### PROBLEM DETAILS
Write every line of the material out exactly as shown.

┌──

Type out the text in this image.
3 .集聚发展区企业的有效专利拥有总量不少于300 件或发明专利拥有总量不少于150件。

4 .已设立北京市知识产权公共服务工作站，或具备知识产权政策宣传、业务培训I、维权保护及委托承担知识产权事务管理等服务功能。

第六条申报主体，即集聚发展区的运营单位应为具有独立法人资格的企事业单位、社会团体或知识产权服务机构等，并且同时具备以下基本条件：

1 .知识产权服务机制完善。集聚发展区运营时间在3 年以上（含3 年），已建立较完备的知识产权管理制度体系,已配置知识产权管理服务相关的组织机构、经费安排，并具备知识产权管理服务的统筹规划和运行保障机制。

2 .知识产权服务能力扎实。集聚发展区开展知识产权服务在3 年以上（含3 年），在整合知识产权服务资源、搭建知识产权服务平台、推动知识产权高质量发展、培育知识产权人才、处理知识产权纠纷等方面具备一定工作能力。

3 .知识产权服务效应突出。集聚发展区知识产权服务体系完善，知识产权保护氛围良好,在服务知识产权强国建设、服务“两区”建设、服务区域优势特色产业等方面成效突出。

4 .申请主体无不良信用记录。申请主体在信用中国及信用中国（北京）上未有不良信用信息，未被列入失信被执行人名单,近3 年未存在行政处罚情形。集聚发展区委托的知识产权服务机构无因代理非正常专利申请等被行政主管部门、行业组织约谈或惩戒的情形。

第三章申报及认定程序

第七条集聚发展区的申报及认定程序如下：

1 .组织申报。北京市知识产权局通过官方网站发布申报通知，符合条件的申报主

└──

### ANSWER
Type out the text in this image.
3 .集聚发展区企业的有效专利拥有总量不少于300 件或发明专利拥有总量不少于150件。

4 .已设立北京市知识产权公共服务工作站，或具备知识产权政策宣传、业务培训I、维权保护及委托承担知识产权事务管理等服务功能。

第六条申报主体，即集聚发展区的运营单位应为具有独立法人资格的企事业单位、社会团体或知识产权服务机构等，并且同时具备以下基本条件：

1 .知识产权服务机制完善。集聚发展区运营时间在3 年以上（含3 年），已建立较完备的知识产权管理制度体系,已配置知识产权管理服务相关的组织机构、经费安排，并具备知识产权管理服务的统筹规划和运行保障机制。

2 .知识产权服务能力扎实。集聚发展区开展知识产权服务在3 年以上（含3 年），在整合知识产权服务资源、搭建知识产权服务平台、推动知识产权高质量发展、培育知识产权人才、处理知识产权纠纷等方面具备一定工作能力。

3 .知识产权服务效应突出。集聚发展区知识产权服务体系完善，知识产权保护氛围良好,在服务知识产权强国建设、服务“两区”建设、服务区域优势特色产业等方面成效突出。

4 .申请主体无不良信用记录。申请主体在信用中国及信用中国（北京）上未有不良信用信息，未被列入失信被执行人名单,近3 年未存在行政处罚情形。集聚发展区委托的知识产权服务机构无因代理非正常专利申请等被行政主管部门、行业组织约谈或惩戒的情形。

第三章申报及认定程序

第七条集聚发展区的申报及认定程序如下：

1 .组织申报。北京市知识产权局通过官方网站发布申报通知，符合条件的申报主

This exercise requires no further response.